Rows from a figure dataset:
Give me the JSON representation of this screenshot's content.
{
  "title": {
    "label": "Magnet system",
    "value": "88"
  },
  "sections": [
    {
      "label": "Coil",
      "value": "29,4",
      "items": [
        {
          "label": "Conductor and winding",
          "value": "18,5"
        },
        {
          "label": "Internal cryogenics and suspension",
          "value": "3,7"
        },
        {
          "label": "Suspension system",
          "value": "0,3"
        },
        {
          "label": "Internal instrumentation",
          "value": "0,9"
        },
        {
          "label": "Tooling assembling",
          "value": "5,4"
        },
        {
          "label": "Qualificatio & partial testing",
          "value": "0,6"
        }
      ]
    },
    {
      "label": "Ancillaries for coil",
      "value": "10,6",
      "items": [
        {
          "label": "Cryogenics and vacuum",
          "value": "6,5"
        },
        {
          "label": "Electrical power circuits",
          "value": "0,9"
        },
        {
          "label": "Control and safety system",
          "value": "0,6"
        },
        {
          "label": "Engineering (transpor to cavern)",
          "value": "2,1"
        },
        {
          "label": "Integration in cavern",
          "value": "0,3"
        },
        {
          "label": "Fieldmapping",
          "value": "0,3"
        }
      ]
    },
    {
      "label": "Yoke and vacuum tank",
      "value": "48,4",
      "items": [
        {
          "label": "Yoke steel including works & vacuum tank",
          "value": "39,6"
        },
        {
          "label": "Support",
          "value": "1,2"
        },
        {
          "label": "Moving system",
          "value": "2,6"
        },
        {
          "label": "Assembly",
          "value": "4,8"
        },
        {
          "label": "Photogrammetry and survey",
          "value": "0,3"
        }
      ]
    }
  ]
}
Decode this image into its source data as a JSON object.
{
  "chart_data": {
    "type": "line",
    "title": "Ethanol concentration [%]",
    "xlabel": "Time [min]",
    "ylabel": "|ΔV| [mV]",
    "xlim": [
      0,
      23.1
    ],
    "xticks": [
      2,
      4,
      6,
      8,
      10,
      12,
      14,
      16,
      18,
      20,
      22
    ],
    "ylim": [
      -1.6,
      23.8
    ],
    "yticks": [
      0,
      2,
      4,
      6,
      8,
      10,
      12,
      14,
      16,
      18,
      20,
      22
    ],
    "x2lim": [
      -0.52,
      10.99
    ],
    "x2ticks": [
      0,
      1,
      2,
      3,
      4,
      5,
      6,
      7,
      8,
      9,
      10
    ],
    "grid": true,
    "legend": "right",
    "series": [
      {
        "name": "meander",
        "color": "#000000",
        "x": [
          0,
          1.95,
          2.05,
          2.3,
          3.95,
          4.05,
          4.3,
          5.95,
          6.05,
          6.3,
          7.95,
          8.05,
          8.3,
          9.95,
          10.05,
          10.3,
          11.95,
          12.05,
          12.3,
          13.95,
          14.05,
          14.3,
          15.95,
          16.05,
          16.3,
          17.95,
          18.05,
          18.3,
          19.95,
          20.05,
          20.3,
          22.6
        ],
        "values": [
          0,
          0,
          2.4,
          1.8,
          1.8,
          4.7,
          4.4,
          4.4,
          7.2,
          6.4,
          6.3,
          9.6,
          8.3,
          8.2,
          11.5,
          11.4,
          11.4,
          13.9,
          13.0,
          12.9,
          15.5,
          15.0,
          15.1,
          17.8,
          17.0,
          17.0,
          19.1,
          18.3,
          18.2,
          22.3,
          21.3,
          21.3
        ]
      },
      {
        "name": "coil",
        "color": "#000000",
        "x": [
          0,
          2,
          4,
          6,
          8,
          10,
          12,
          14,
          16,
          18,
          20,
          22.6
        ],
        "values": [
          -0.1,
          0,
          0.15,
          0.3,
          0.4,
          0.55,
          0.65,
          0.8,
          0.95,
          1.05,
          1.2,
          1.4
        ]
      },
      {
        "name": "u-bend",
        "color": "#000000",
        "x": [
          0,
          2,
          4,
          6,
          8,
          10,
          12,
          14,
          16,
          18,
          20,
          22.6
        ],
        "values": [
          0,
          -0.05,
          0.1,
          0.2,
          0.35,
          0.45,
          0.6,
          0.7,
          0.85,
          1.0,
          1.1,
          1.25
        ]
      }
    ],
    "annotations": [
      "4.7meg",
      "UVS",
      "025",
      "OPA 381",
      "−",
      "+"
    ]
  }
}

**The problem:**
Every line of the data above should be reproduced word for word.

**Task answer:**
Give me the JSON representation of this screenshot's content.
{
  "title": {
    "label": "Magnet system",
    "value": "88"
  },
  "sections": [
    {
      "label": "Coil",
      "value": "29,4",
      "items": [
        {
          "label": "Conductor and winding",
          "value": "18,5"
        },
        {
          "label": "Internal cryogenics and suspension",
          "value": "3,7"
        },
        {
          "label": "Suspension system",
          "value": "0,3"
        },
        {
          "label": "Internal instrumentation",
          "value": "0,9"
        },
        {
          "label": "Tooling assembling",
          "value": "5,4"
        },
        {
          "label": "Qualificatio & partial testing",
          "value": "0,6"
        }
      ]
    },
    {
      "label": "Ancillaries for coil",
      "value": "10,6",
      "items": [
        {
          "label": "Cryogenics and vacuum",
          "value": "6,5"
        },
        {
          "label": "Electrical power circuits",
          "value": "0,9"
        },
        {
          "label": "Control and safety system",
          "value": "0,6"
        },
        {
          "label": "Engineering (transpor to cavern)",
          "value": "2,1"
        },
        {
          "label": "Integration in cavern",
          "value": "0,3"
        },
        {
          "label": "Fieldmapping",
          "value": "0,3"
        }
      ]
    },
    {
      "label": "Yoke and vacuum tank",
      "value": "48,4",
      "items": [
        {
          "label": "Yoke steel including works & vacuum tank",
          "value": "39,6"
        },
        {
          "label": "Support",
          "value": "1,2"
        },
        {
          "label": "Moving system",
          "value": "2,6"
        },
        {
          "label": "Assembly",
          "value": "4,8"
        },
        {
          "label": "Photogrammetry and survey",
          "value": "0,3"
        }
      ]
    }
  ]
}
Decode this image into its source data as a JSON object.
{
  "chart_data": {
    "type": "line",
    "title": "Ethanol concentration [%]",
    "xlabel": "Time [min]",
    "ylabel": "|ΔV| [mV]",
    "xlim": [
      0,
      23.1
    ],
    "xticks": [
      2,
      4,
      6,
      8,
      10,
      12,
      14,
      16,
      18,
      20,
      22
    ],
    "ylim": [
      -1.6,
      23.8
    ],
    "yticks": [
      0,
      2,
      4,
      6,
      8,
      10,
      12,
      14,
      16,
      18,
      20,
      22
    ],
    "x2lim": [
      -0.52,
      10.99
    ],
    "x2ticks": [
      0,
      1,
      2,
      3,
      4,
      5,
      6,
      7,
      8,
      9,
      10
    ],
    "grid": true,
    "legend": "right",
    "series": [
      {
        "name": "meander",
        "color": "#000000",
        "x": [
          0,
          1.95,
          2.05,
          2.3,
          3.95,
          4.05,
          4.3,
          5.95,
          6.05,
          6.3,
          7.95,
          8.05,
          8.3,
          9.95,
          10.05,
          10.3,
          11.95,
          12.05,
          12.3,
          13.95,
          14.05,
          14.3,
          15.95,
          16.05,
          16.3,
          17.95,
          18.05,
          18.3,
          19.95,
          20.05,
          20.3,
          22.6
        ],
        "values": [
          0,
          0,
          2.4,
          1.8,
          1.8,
          4.7,
          4.4,
          4.4,
          7.2,
          6.4,
          6.3,
          9.6,
          8.3,
          8.2,
          11.5,
          11.4,
          11.4,
          13.9,
          13.0,
          12.9,
          15.5,
          15.0,
          15.1,
          17.8,
          17.0,
          17.0,
          19.1,
          18.3,
          18.2,
          22.3,
          21.3,
          21.3
        ]
      },
      {
        "name": "coil",
        "color": "#000000",
        "x": [
          0,
          2,
          4,
          6,
          8,
          10,
          12,
          14,
          16,
          18,
          20,
          22.6
        ],
        "values": [
          -0.1,
          0,
          0.15,
          0.3,
          0.4,
          0.55,
          0.65,
          0.8,
          0.95,
          1.05,
          1.2,
          1.4
        ]
      },
      {
        "name": "u-bend",
        "color": "#000000",
        "x": [
          0,
          2,
          4,
          6,
          8,
          10,
          12,
          14,
          16,
          18,
          20,
          22.6
        ],
        "values": [
          0,
          -0.05,
          0.1,
          0.2,
          0.35,
          0.45,
          0.6,
          0.7,
          0.85,
          1.0,
          1.1,
          1.25
        ]
      }
    ],
    "annotations": [
      "4.7meg",
      "UVS",
      "025",
      "OPA 381",
      "−",
      "+"
    ]
  }
}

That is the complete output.